[WHAT THE TASK ASKS]: In the listing below, locate the lines that hold the string "stěna". Copy those lines.

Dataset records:
==================================================

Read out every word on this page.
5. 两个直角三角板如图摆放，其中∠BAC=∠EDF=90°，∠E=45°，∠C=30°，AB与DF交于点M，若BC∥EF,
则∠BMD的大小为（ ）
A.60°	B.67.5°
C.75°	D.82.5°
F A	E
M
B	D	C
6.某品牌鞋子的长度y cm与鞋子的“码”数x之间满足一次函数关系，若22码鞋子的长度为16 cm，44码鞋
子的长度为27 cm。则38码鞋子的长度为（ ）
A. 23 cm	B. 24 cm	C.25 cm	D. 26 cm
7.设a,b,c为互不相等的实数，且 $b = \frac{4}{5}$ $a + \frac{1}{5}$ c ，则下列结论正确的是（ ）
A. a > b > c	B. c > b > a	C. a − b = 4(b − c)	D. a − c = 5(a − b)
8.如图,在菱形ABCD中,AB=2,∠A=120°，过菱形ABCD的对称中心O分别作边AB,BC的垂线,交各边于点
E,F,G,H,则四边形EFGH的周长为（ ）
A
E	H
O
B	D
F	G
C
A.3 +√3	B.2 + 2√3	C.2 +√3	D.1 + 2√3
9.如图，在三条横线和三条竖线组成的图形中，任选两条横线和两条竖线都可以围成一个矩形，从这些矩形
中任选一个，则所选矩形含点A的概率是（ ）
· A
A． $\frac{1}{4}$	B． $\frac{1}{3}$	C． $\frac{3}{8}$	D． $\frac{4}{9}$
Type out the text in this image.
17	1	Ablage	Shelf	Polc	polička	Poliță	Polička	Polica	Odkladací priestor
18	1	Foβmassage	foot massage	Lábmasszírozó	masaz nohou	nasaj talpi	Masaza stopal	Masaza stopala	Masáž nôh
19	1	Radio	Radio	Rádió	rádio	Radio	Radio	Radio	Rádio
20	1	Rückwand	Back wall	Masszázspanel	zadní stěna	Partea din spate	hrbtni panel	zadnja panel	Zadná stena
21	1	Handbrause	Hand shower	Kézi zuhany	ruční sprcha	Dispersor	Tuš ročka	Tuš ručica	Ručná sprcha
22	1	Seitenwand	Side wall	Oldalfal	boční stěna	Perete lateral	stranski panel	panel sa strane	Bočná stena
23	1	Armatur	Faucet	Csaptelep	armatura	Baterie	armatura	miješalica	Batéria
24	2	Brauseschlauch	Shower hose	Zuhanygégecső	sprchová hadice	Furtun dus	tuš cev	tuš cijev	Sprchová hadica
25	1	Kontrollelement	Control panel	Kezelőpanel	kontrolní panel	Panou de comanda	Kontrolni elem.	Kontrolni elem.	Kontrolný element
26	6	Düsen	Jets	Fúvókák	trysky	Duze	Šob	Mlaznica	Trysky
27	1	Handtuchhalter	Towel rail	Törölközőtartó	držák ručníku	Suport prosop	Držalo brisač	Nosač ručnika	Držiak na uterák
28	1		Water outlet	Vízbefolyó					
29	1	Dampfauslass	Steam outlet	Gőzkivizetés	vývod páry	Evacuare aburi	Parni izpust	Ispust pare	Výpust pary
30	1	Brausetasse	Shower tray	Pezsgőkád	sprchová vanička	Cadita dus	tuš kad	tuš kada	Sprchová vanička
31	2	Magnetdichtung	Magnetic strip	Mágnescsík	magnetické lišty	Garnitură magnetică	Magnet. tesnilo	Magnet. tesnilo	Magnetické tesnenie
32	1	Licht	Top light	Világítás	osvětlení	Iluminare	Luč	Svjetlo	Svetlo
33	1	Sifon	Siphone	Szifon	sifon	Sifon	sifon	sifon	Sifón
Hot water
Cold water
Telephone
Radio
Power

==================================================

[REPLY]:
20	1	Rückwand	Back wall	Masszázspanel	zadní stěna	Partea din spate	hrbtni panel	zadnja panel	Zadná stena
22	1	Seitenwand	Side wall	Oldalfal	boční stěna	Perete lateral	stranski panel	panel sa strane	Bočná stena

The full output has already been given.